__The exercise__
Isolate every line in the records below with "more" in it.

__Provided data__
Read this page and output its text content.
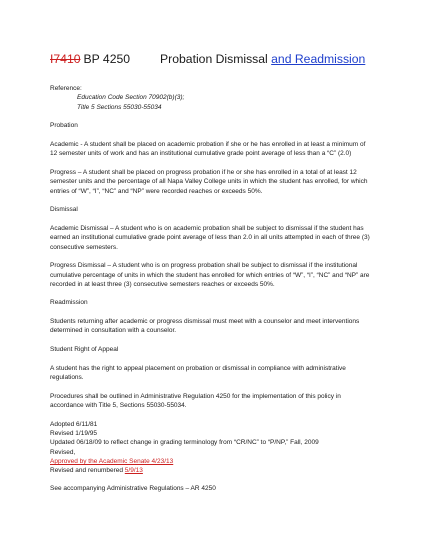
I7410 BP 4250 Probation Dismissal and Readmission

Reference:

Education Code Section 70902(b)(3);

Title 5 Sections 55030-55034

Probation

Academic - A student shall be placed on academic probation if she or he has enrolled in at least a minimum of 12 semester units of work and has an institutional cumulative grade point average of less than a “C” (2.0)

Progress – A student shall be placed on progress probation if he or she has enrolled in a total of at least 12 semester units and the percentage of all Napa Valley College units in which the student has enrolled, for which entries of “W”, “I”, “NC” and “NP” were recorded reaches or exceeds 50%.

Dismissal

Academic Dismissal – A student who is on academic probation shall be subject to dismissal if the student has earned an institutional cumulative grade point average of less than 2.0 in all units attempted in each of three (3) consecutive semesters.

Progress Dismissal – A student who is on progress probation shall be subject to dismissal if the institutional cumulative percentage of units in which the student has enrolled for which entries of “W”, “I”, “NC” and “NP” are recorded in at least three (3) consecutive semesters reaches or exceeds 50%.

Readmission

Students returning after academic or progress dismissal must meet with a counselor and meet interventions determined in consultation with a counselor.

Student Right of Appeal

A student has the right to appeal placement on probation or dismissal in compliance with administrative regulations.

Procedures shall be outlined in Administrative Regulation 4250 for the implementation of this policy in accordance with Title 5, Sections 55030-55034.

Adopted 6/11/81

Revised 1/19/95

Updated 06/18/09 to reflect change in grading terminology from “CR/NC” to “P/NP,” Fall, 2009

Revised,

Approved by the Academic Senate 4/23/13

Revised and renumbered 5/9/13

See accompanying Administrative Regulations – AR 4250
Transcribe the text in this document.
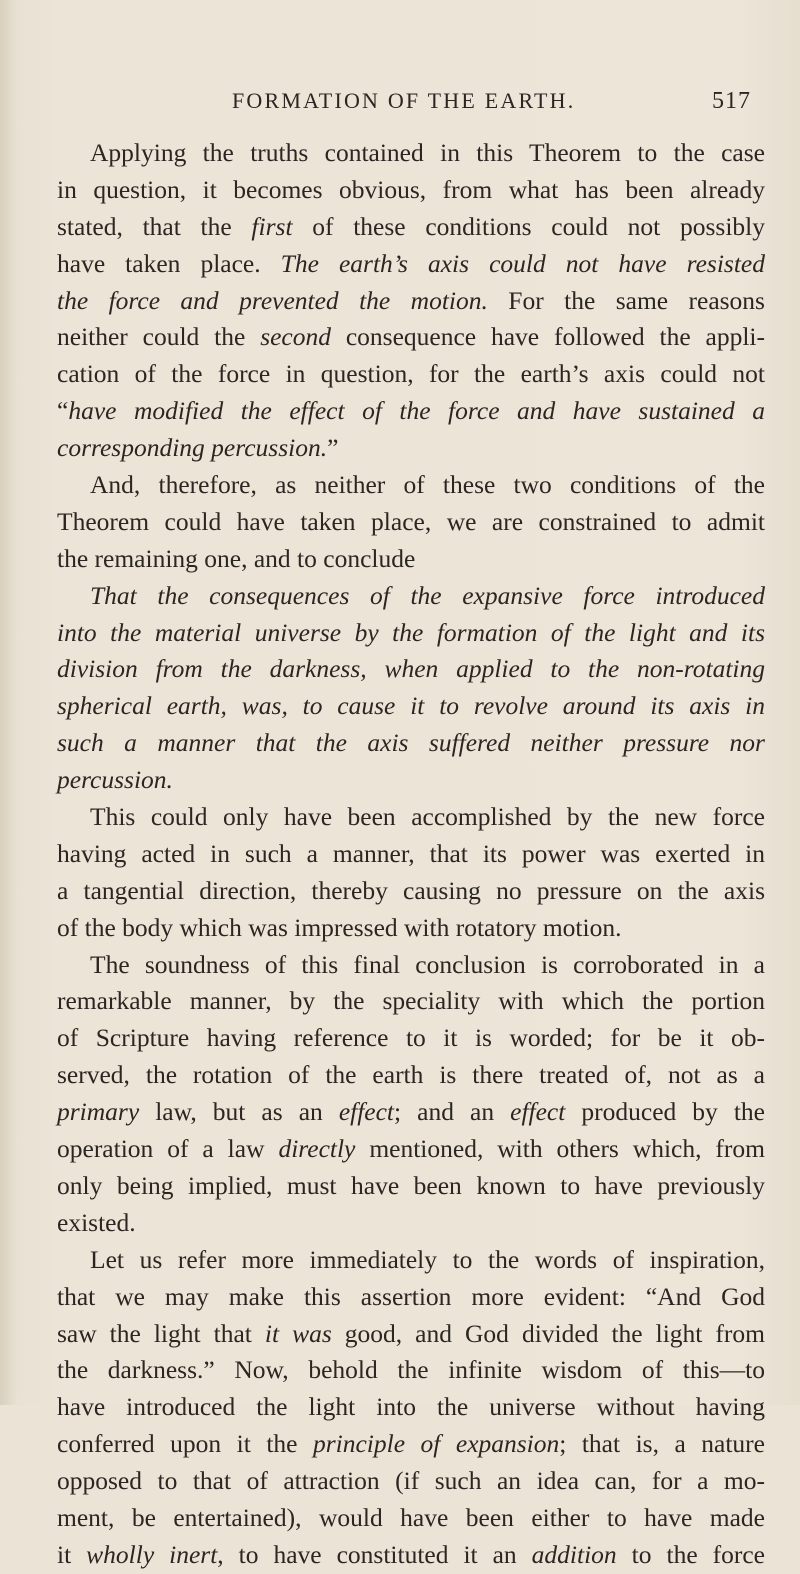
FORMATION OF THE EARTH.	517
Applying the truths contained in this Theorem to the case
in question, it becomes obvious, from what has been already
stated, that the first of these conditions could not possibly
have taken place. The earth’s axis could not have resisted
the force and prevented the motion. For the same reasons
neither could the second consequence have followed the appli-
cation of the force in question, for the earth’s axis could not
“have modified the effect of the force and have sustained a
corresponding percussion.”
And, therefore, as neither of these two conditions of the
Theorem could have taken place, we are constrained to admit
the remaining one, and to conclude
That the consequences of the expansive force introduced
into the material universe by the formation of the light and its
division from the darkness, when applied to the non-rotating
spherical earth, was, to cause it to revolve around its axis in
such a manner that the axis suffered neither pressure nor
percussion.
This could only have been accomplished by the new force
having acted in such a manner, that its power was exerted in
a tangential direction, thereby causing no pressure on the axis
of the body which was impressed with rotatory motion.
The soundness of this final conclusion is corroborated in a
remarkable manner, by the speciality with which the portion
of Scripture having reference to it is worded; for be it ob-
served, the rotation of the earth is there treated of, not as a
primary law, but as an effect; and an effect produced by the
operation of a law directly mentioned, with others which, from
only being implied, must have been known to have previously
existed.
Let us refer more immediately to the words of inspiration,
that we may make this assertion more evident: “And God
saw the light that it was good, and God divided the light from
the darkness.” Now, behold the infinite wisdom of this—to
have introduced the light into the universe without having
conferred upon it the principle of expansion; that is, a nature
opposed to that of attraction (if such an idea can, for a mo-
ment, be entertained), would have been either to have made
it wholly inert, to have constituted it an addition to the force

__Solution for this exercise__
Let us refer more immediately to the words of inspiration,
that we may make this assertion more evident: “And God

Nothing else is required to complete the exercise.